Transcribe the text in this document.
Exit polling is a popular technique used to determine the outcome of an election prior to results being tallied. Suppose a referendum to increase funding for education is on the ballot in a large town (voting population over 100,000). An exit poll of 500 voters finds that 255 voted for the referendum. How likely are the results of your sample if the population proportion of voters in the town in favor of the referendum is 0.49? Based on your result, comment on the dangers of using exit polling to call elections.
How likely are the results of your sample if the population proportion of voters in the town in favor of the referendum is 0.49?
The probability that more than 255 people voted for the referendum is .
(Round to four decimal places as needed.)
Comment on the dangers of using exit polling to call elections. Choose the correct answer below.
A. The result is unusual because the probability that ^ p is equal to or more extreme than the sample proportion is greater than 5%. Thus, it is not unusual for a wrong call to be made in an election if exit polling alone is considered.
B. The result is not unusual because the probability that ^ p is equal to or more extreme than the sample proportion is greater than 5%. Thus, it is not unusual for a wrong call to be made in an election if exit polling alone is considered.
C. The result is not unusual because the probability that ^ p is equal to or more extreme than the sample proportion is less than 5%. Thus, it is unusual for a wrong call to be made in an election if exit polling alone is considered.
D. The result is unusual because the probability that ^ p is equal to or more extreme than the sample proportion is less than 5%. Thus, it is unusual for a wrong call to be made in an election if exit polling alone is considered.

-.-.-

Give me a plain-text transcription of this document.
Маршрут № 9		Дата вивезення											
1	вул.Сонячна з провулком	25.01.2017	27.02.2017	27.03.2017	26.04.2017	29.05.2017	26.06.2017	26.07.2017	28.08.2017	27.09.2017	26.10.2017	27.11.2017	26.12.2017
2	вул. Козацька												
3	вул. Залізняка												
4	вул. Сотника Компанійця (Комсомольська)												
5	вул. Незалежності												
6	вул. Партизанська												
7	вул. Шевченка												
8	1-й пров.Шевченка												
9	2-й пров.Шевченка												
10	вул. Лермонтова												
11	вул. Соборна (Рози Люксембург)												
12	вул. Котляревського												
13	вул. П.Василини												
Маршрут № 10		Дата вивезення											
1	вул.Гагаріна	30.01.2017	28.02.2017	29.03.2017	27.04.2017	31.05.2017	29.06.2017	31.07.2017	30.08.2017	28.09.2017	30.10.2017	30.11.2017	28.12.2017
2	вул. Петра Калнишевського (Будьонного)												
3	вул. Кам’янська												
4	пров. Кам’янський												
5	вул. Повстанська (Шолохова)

-.-.-

> _TO DO_
Count every line above that holds the word "likely", and state the number and nothing more.

> _TASK OUTPUT_
2